Figure record extracts:
◆ ◆ ◆

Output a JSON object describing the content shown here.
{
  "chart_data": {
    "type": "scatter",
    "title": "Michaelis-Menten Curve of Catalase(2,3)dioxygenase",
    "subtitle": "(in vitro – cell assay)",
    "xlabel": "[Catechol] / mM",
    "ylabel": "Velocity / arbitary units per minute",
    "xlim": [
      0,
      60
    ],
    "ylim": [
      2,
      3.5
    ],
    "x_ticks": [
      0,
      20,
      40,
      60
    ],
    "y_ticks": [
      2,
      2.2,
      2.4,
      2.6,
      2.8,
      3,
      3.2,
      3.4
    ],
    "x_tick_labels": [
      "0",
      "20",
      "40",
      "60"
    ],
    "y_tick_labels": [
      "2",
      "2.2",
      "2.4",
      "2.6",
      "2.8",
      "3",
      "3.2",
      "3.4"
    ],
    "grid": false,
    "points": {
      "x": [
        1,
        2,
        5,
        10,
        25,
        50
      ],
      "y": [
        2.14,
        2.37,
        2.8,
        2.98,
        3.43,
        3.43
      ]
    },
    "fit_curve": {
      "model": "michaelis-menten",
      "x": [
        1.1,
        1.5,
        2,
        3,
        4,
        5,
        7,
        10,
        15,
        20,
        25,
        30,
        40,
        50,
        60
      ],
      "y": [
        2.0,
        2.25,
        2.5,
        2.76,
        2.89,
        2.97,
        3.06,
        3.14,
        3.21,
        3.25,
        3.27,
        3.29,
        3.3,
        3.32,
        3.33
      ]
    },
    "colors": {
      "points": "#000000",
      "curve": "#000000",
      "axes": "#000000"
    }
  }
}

◆ ◆ ◆

# EXERCISE PROMPT
Restate every record exactly, leaving nothing out.

# TASK RESPONSE
Output a JSON object describing the content shown here.
{
  "chart_data": {
    "type": "scatter",
    "title": "Michaelis-Menten Curve of Catalase(2,3)dioxygenase",
    "subtitle": "(in vitro – cell assay)",
    "xlabel": "[Catechol] / mM",
    "ylabel": "Velocity / arbitary units per minute",
    "xlim": [
      0,
      60
    ],
    "ylim": [
      2,
      3.5
    ],
    "x_ticks": [
      0,
      20,
      40,
      60
    ],
    "y_ticks": [
      2,
      2.2,
      2.4,
      2.6,
      2.8,
      3,
      3.2,
      3.4
    ],
    "x_tick_labels": [
      "0",
      "20",
      "40",
      "60"
    ],
    "y_tick_labels": [
      "2",
      "2.2",
      "2.4",
      "2.6",
      "2.8",
      "3",
      "3.2",
      "3.4"
    ],
    "grid": false,
    "points": {
      "x": [
        1,
        2,
        5,
        10,
        25,
        50
      ],
      "y": [
        2.14,
        2.37,
        2.8,
        2.98,
        3.43,
        3.43
      ]
    },
    "fit_curve": {
      "model": "michaelis-menten",
      "x": [
        1.1,
        1.5,
        2,
        3,
        4,
        5,
        7,
        10,
        15,
        20,
        25,
        30,
        40,
        50,
        60
      ],
      "y": [
        2.0,
        2.25,
        2.5,
        2.76,
        2.89,
        2.97,
        3.06,
        3.14,
        3.21,
        3.25,
        3.27,
        3.29,
        3.3,
        3.32,
        3.33
      ]
    },
    "colors": {
      "points": "#000000",
      "curve": "#000000",
      "axes": "#000000"
    }
  }
}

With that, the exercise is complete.